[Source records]
-=-=-=-=-
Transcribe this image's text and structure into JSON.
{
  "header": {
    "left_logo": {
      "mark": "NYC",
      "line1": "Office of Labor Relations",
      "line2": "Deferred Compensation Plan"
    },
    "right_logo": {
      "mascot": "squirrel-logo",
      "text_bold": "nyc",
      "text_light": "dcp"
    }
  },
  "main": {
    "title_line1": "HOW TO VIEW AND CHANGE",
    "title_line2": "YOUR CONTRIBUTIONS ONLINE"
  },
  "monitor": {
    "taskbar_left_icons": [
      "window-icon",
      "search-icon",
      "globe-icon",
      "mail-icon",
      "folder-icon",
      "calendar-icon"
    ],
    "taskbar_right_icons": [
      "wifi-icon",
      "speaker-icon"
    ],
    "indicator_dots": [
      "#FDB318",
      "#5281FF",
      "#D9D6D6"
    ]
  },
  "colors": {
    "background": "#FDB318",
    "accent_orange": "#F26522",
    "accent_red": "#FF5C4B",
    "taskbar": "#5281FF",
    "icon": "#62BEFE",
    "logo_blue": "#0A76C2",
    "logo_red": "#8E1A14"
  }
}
-=-=-=-=-
* Work to complete
Repeat every record exactly as written, please.

* Exercise output
Transcribe this image's text and structure into JSON.
{
  "header": {
    "left_logo": {
      "mark": "NYC",
      "line1": "Office of Labor Relations",
      "line2": "Deferred Compensation Plan"
    },
    "right_logo": {
      "mascot": "squirrel-logo",
      "text_bold": "nyc",
      "text_light": "dcp"
    }
  },
  "main": {
    "title_line1": "HOW TO VIEW AND CHANGE",
    "title_line2": "YOUR CONTRIBUTIONS ONLINE"
  },
  "monitor": {
    "taskbar_left_icons": [
      "window-icon",
      "search-icon",
      "globe-icon",
      "mail-icon",
      "folder-icon",
      "calendar-icon"
    ],
    "taskbar_right_icons": [
      "wifi-icon",
      "speaker-icon"
    ],
    "indicator_dots": [
      "#FDB318",
      "#5281FF",
      "#D9D6D6"
    ]
  },
  "colors": {
    "background": "#FDB318",
    "accent_orange": "#F26522",
    "accent_red": "#FF5C4B",
    "taskbar": "#5281FF",
    "icon": "#62BEFE",
    "logo_blue": "#0A76C2",
    "logo_red": "#8E1A14"
  }
}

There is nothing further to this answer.